Extracted data entries:
★ ★ ★

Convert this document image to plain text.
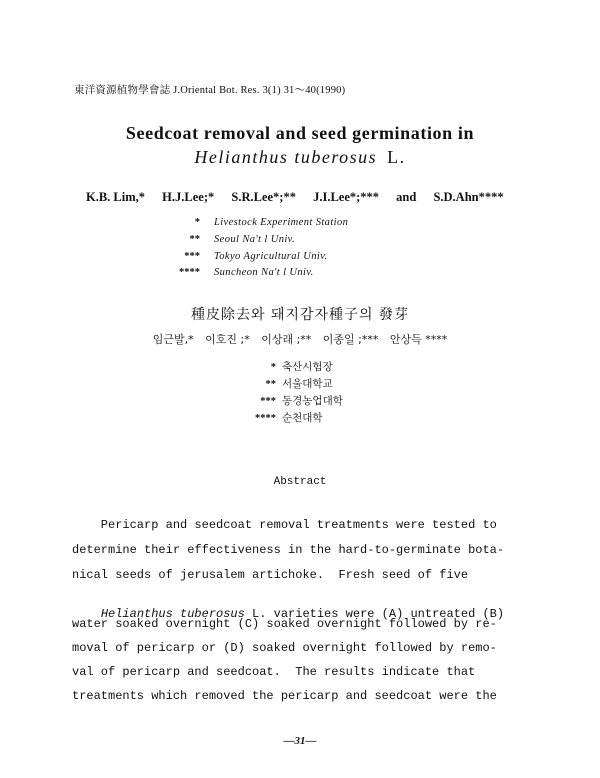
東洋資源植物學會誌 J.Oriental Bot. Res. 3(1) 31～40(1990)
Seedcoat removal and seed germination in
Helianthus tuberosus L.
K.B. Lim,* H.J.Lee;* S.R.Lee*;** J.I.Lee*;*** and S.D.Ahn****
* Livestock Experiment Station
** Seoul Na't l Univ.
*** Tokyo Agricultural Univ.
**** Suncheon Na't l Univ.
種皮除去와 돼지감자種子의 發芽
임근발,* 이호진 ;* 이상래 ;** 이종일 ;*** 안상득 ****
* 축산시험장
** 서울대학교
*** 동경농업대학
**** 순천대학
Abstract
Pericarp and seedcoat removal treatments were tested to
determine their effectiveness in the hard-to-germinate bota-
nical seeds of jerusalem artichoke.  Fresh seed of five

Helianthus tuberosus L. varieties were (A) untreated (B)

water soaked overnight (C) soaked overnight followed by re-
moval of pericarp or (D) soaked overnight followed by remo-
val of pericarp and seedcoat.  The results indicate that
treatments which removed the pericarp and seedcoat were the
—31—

★ ★ ★

Do this >>
Identify which lines contain the word "removal" and copy each one.

Exercise solution >>
Seedcoat removal and seed germination in
Pericarp and seedcoat removal treatments were tested to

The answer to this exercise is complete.